***** Data records *****

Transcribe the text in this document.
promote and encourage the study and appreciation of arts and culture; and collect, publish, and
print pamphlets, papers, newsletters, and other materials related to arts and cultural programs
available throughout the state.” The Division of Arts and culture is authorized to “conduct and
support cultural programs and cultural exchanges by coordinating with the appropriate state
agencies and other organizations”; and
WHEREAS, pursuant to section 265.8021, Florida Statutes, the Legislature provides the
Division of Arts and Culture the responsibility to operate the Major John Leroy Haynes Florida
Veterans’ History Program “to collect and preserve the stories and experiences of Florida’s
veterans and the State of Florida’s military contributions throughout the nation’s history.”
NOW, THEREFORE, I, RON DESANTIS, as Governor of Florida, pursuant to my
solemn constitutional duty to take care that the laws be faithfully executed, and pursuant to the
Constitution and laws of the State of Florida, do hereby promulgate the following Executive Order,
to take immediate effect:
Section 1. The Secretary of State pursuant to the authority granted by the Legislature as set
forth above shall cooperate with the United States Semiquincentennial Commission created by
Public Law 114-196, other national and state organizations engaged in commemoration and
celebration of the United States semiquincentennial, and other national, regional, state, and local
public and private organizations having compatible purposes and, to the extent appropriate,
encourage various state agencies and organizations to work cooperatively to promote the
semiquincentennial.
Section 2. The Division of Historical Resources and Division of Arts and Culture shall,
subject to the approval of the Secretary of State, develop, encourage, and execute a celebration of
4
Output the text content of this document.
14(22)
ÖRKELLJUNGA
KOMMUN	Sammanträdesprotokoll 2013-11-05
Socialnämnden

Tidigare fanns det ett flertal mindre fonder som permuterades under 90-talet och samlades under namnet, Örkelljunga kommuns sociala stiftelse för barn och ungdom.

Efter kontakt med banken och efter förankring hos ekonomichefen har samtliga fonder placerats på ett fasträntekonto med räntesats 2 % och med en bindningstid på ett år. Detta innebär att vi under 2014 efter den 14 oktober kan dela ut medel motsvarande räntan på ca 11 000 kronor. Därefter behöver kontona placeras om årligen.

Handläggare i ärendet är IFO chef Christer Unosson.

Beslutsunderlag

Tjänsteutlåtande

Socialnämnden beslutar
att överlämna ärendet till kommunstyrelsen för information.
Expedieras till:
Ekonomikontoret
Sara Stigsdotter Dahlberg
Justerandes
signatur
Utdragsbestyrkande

*****

◆ Exercise prompt ◆
List every line above that contains the word "Division".

◆ Written response ◆
available throughout the state.” The Division of Arts and culture is authorized to “conduct and
Division of Arts and Culture the responsibility to operate the Major John Leroy Haynes Florida
Section 2. The Division of Historical Resources and Division of Arts and Culture shall,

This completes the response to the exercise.